• Written request:
Leave the pictures out. Return all other data exactly.

Start of Listed records

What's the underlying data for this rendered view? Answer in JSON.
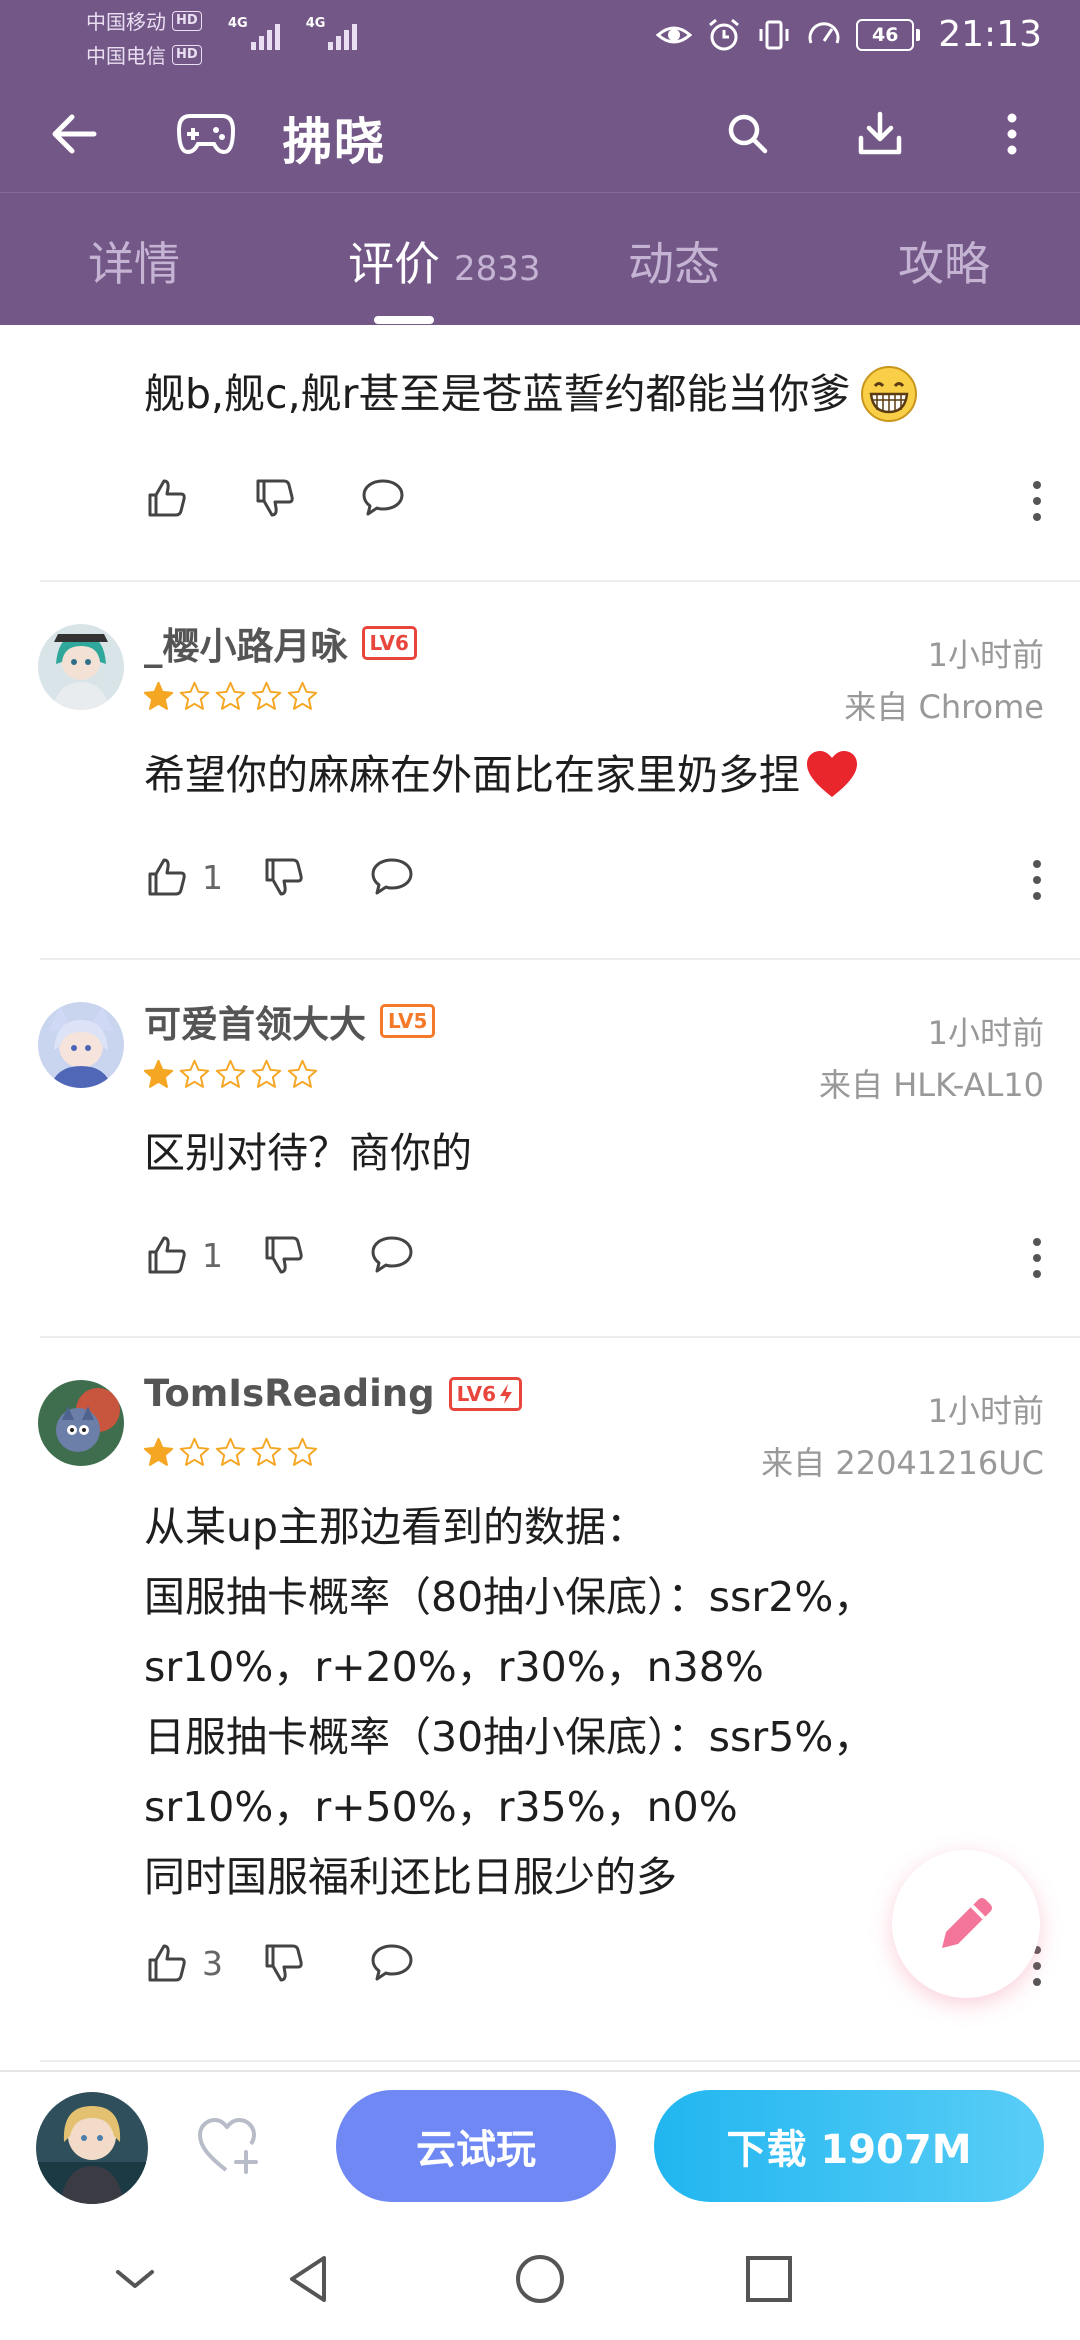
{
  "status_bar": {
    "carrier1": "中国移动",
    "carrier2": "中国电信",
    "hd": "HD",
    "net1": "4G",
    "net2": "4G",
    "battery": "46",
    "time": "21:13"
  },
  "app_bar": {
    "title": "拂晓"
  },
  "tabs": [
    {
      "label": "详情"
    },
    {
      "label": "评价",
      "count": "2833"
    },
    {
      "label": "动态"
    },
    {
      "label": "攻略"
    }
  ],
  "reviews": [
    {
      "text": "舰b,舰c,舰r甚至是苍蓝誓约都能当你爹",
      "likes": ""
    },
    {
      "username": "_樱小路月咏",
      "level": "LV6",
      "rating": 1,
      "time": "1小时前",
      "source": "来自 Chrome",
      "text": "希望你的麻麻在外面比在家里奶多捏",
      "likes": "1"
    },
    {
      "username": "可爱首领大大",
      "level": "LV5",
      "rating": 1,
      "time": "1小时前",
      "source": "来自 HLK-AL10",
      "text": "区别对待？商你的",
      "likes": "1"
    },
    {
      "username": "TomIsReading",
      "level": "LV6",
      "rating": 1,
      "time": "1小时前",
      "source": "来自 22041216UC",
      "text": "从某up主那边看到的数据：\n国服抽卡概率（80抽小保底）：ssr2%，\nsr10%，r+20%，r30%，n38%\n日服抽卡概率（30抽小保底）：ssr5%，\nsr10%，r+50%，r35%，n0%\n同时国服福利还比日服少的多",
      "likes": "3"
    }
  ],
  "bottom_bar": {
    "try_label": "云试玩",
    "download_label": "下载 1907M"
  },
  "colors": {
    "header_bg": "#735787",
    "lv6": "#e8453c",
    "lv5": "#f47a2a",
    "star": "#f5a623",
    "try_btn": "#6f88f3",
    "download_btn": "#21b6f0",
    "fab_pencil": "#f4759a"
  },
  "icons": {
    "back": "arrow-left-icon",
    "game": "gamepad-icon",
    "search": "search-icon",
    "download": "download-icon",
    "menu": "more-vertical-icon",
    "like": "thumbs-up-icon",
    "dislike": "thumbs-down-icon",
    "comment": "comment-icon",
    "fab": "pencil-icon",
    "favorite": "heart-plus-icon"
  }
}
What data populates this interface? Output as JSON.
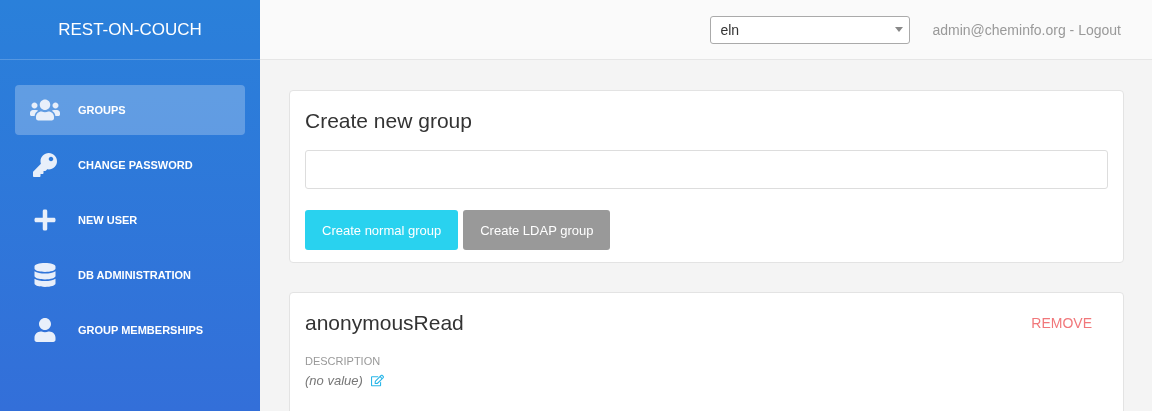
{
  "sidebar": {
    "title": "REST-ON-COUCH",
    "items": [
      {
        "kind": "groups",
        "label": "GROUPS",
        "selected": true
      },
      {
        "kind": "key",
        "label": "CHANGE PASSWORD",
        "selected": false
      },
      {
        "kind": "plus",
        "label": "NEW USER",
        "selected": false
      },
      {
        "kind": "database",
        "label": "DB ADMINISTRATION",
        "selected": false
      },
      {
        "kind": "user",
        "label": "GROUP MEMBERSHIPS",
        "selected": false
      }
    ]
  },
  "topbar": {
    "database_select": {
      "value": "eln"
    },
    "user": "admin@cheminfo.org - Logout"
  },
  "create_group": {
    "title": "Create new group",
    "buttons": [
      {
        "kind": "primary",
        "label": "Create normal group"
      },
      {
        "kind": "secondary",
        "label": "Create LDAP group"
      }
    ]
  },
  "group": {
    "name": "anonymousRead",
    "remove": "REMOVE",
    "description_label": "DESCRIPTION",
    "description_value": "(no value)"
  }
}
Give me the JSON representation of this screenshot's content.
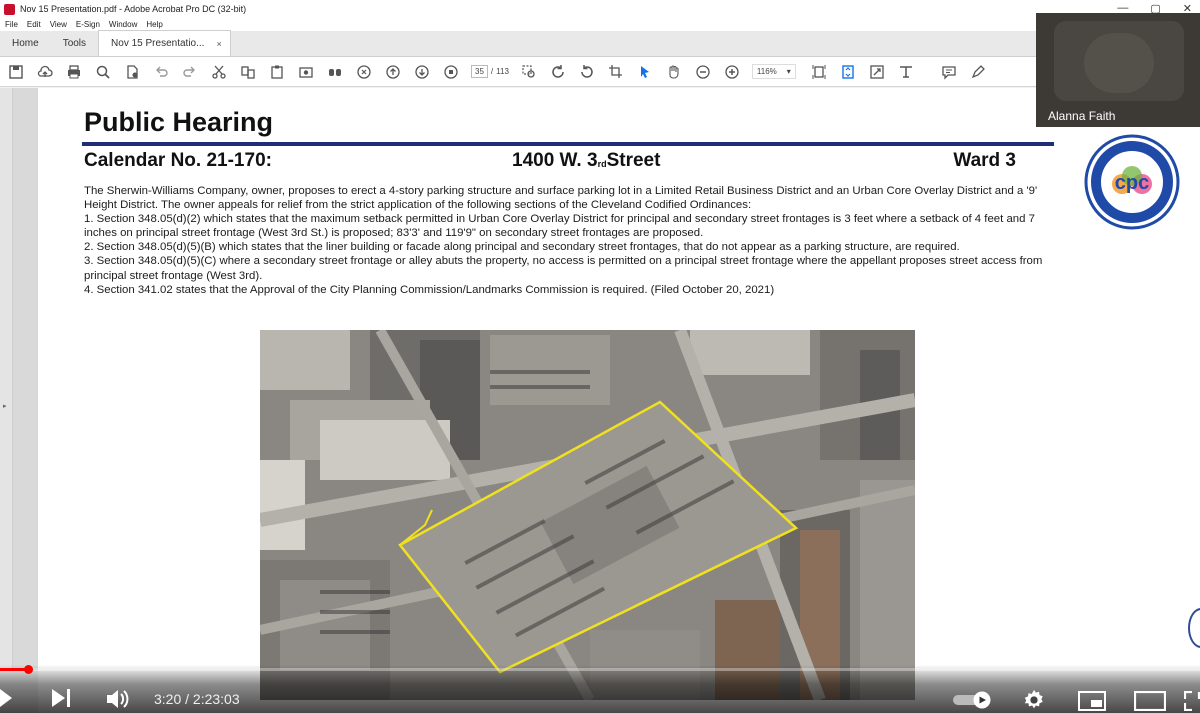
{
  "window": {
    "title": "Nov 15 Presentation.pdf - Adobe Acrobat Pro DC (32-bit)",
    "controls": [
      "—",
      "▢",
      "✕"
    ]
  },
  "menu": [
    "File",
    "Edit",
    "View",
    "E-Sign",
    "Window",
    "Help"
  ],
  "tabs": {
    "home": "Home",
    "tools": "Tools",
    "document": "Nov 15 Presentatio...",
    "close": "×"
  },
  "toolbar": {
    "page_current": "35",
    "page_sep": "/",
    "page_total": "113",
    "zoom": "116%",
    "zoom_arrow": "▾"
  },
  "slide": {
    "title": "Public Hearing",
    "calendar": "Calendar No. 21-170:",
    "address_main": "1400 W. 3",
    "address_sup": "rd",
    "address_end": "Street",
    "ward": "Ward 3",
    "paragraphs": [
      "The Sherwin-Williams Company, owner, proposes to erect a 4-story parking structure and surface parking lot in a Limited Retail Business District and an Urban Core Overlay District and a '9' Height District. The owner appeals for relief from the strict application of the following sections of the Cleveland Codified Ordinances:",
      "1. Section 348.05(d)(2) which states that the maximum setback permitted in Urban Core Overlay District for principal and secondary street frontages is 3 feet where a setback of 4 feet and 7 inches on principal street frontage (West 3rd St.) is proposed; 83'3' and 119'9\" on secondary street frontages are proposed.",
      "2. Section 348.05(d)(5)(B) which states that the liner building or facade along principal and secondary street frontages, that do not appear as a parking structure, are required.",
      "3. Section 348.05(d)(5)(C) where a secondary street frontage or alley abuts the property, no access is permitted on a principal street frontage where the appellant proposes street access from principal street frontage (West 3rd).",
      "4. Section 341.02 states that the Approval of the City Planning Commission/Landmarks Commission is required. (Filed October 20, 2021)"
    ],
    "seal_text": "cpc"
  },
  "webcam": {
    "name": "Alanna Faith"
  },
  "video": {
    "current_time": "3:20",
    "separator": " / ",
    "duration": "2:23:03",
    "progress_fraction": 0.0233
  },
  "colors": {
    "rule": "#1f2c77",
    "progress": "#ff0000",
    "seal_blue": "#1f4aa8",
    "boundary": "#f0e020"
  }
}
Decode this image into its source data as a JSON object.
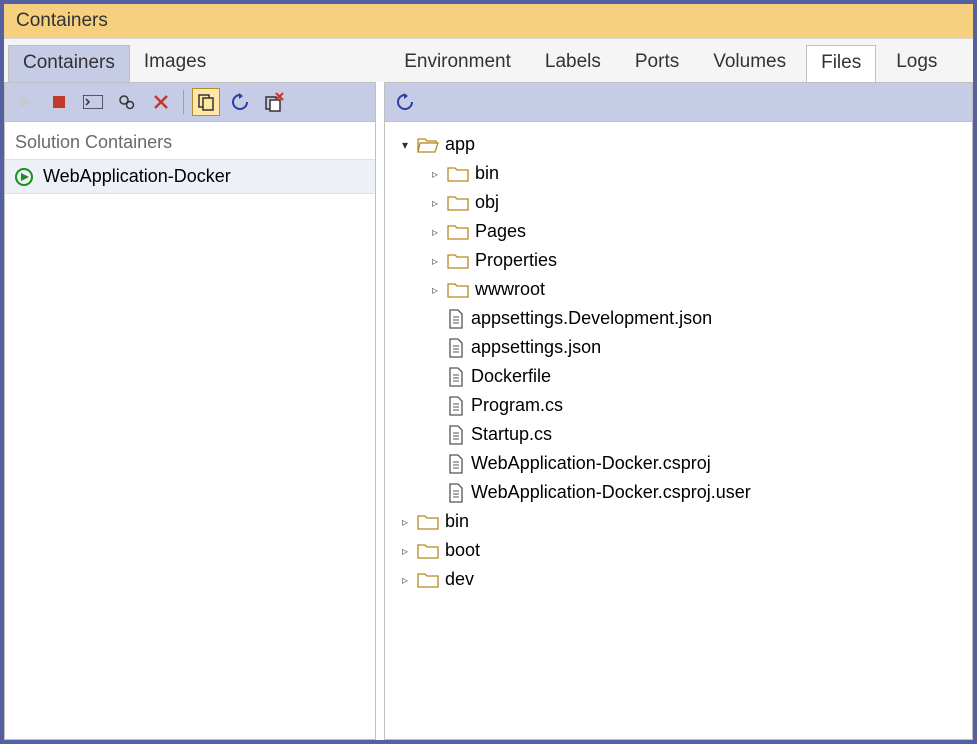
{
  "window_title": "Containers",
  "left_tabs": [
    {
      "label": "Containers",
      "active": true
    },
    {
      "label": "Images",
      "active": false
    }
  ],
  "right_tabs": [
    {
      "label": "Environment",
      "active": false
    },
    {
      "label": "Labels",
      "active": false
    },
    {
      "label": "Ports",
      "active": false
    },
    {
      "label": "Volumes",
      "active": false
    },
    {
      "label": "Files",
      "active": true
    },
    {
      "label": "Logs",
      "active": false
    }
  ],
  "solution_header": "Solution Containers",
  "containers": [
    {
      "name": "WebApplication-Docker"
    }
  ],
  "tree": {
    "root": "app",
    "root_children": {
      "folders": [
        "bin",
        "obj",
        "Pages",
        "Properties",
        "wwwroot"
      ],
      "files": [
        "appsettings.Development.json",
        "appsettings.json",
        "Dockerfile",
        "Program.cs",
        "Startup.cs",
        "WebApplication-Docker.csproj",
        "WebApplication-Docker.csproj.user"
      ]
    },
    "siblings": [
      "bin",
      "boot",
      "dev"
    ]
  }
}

End of Listed records

• Task solution:
What's the underlying data for this rendered view? Answer in JSON.
{
  "status_bar": {
    "carrier1": "中国移动",
    "carrier2": "中国电信",
    "hd": "HD",
    "net1": "4G",
    "net2": "4G",
    "battery": "46",
    "time": "21:13"
  },
  "app_bar": {
    "title": "拂晓"
  },
  "tabs": [
    {
      "label": "详情"
    },
    {
      "label": "评价",
      "count": "2833"
    },
    {
      "label": "动态"
    },
    {
      "label": "攻略"
    }
  ],
  "reviews": [
    {
      "text": "舰b,舰c,舰r甚至是苍蓝誓约都能当你爹",
      "likes": ""
    },
    {
      "username": "_樱小路月咏",
      "level": "LV6",
      "rating": 1,
      "time": "1小时前",
      "source": "来自 Chrome",
      "text": "希望你的麻麻在外面比在家里奶多捏",
      "likes": "1"
    },
    {
      "username": "可爱首领大大",
      "level": "LV5",
      "rating": 1,
      "time": "1小时前",
      "source": "来自 HLK-AL10",
      "text": "区别对待？商你的",
      "likes": "1"
    },
    {
      "username": "TomIsReading",
      "level": "LV6",
      "rating": 1,
      "time": "1小时前",
      "source": "来自 22041216UC",
      "text": "从某up主那边看到的数据：\n国服抽卡概率（80抽小保底）：ssr2%，\nsr10%，r+20%，r30%，n38%\n日服抽卡概率（30抽小保底）：ssr5%，\nsr10%，r+50%，r35%，n0%\n同时国服福利还比日服少的多",
      "likes": "3"
    }
  ],
  "bottom_bar": {
    "try_label": "云试玩",
    "download_label": "下载 1907M"
  },
  "colors": {
    "header_bg": "#735787",
    "lv6": "#e8453c",
    "lv5": "#f47a2a",
    "star": "#f5a623",
    "try_btn": "#6f88f3",
    "download_btn": "#21b6f0",
    "fab_pencil": "#f4759a"
  },
  "icons": {
    "back": "arrow-left-icon",
    "game": "gamepad-icon",
    "search": "search-icon",
    "download": "download-icon",
    "menu": "more-vertical-icon",
    "like": "thumbs-up-icon",
    "dislike": "thumbs-down-icon",
    "comment": "comment-icon",
    "fab": "pencil-icon",
    "favorite": "heart-plus-icon"
  }
}
What data populates this interface? Output as JSON.
{
  "sidebar": {
    "title": "REST-ON-COUCH",
    "items": [
      {
        "kind": "groups",
        "label": "GROUPS",
        "selected": true
      },
      {
        "kind": "key",
        "label": "CHANGE PASSWORD",
        "selected": false
      },
      {
        "kind": "plus",
        "label": "NEW USER",
        "selected": false
      },
      {
        "kind": "database",
        "label": "DB ADMINISTRATION",
        "selected": false
      },
      {
        "kind": "user",
        "label": "GROUP MEMBERSHIPS",
        "selected": false
      }
    ]
  },
  "topbar": {
    "database_select": {
      "value": "eln"
    },
    "user": "admin@cheminfo.org - Logout"
  },
  "create_group": {
    "title": "Create new group",
    "buttons": [
      {
        "kind": "primary",
        "label": "Create normal group"
      },
      {
        "kind": "secondary",
        "label": "Create LDAP group"
      }
    ]
  },
  "group": {
    "name": "anonymousRead",
    "remove": "REMOVE",
    "description_label": "DESCRIPTION",
    "description_value": "(no value)"
  }
}
Give me the JSON representation of this screenshot's content.
{
  "window": {
    "title": "Nov 15 Presentation.pdf - Adobe Acrobat Pro DC (32-bit)",
    "controls": [
      "—",
      "▢",
      "✕"
    ]
  },
  "menu": [
    "File",
    "Edit",
    "View",
    "E-Sign",
    "Window",
    "Help"
  ],
  "tabs": {
    "home": "Home",
    "tools": "Tools",
    "document": "Nov 15 Presentatio...",
    "close": "×"
  },
  "toolbar": {
    "page_current": "35",
    "page_sep": "/",
    "page_total": "113",
    "zoom": "116%",
    "zoom_arrow": "▾"
  },
  "slide": {
    "title": "Public Hearing",
    "calendar": "Calendar No. 21-170:",
    "address_main": "1400 W. 3",
    "address_sup": "rd",
    "address_end": "Street",
    "ward": "Ward 3",
    "paragraphs": [
      "The Sherwin-Williams Company, owner, proposes to erect a 4-story parking structure and surface parking lot in a Limited Retail Business District and an Urban Core Overlay District and a '9' Height District. The owner appeals for relief from the strict application of the following sections of the Cleveland Codified Ordinances:",
      "1. Section 348.05(d)(2) which states that the maximum setback permitted in Urban Core Overlay District for principal and secondary street frontages is 3 feet where a setback of 4 feet and 7 inches on principal street frontage (West 3rd St.) is proposed; 83'3' and 119'9\" on secondary street frontages are proposed.",
      "2. Section 348.05(d)(5)(B) which states that the liner building or facade along principal and secondary street frontages, that do not appear as a parking structure, are required.",
      "3. Section 348.05(d)(5)(C) where a secondary street frontage or alley abuts the property, no access is permitted on a principal street frontage where the appellant proposes street access from principal street frontage (West 3rd).",
      "4. Section 341.02 states that the Approval of the City Planning Commission/Landmarks Commission is required. (Filed October 20, 2021)"
    ],
    "seal_text": "cpc"
  },
  "webcam": {
    "name": "Alanna Faith"
  },
  "video": {
    "current_time": "3:20",
    "separator": " / ",
    "duration": "2:23:03",
    "progress_fraction": 0.0233
  },
  "colors": {
    "rule": "#1f2c77",
    "progress": "#ff0000",
    "seal_blue": "#1f4aa8",
    "boundary": "#f0e020"
  }
}
Decode this image into its source data as a JSON object.
{
  "window_title": "Containers",
  "left_tabs": [
    {
      "label": "Containers",
      "active": true
    },
    {
      "label": "Images",
      "active": false
    }
  ],
  "right_tabs": [
    {
      "label": "Environment",
      "active": false
    },
    {
      "label": "Labels",
      "active": false
    },
    {
      "label": "Ports",
      "active": false
    },
    {
      "label": "Volumes",
      "active": false
    },
    {
      "label": "Files",
      "active": true
    },
    {
      "label": "Logs",
      "active": false
    }
  ],
  "solution_header": "Solution Containers",
  "containers": [
    {
      "name": "WebApplication-Docker"
    }
  ],
  "tree": {
    "root": "app",
    "root_children": {
      "folders": [
        "bin",
        "obj",
        "Pages",
        "Properties",
        "wwwroot"
      ],
      "files": [
        "appsettings.Development.json",
        "appsettings.json",
        "Dockerfile",
        "Program.cs",
        "Startup.cs",
        "WebApplication-Docker.csproj",
        "WebApplication-Docker.csproj.user"
      ]
    },
    "siblings": [
      "bin",
      "boot",
      "dev"
    ]
  }
}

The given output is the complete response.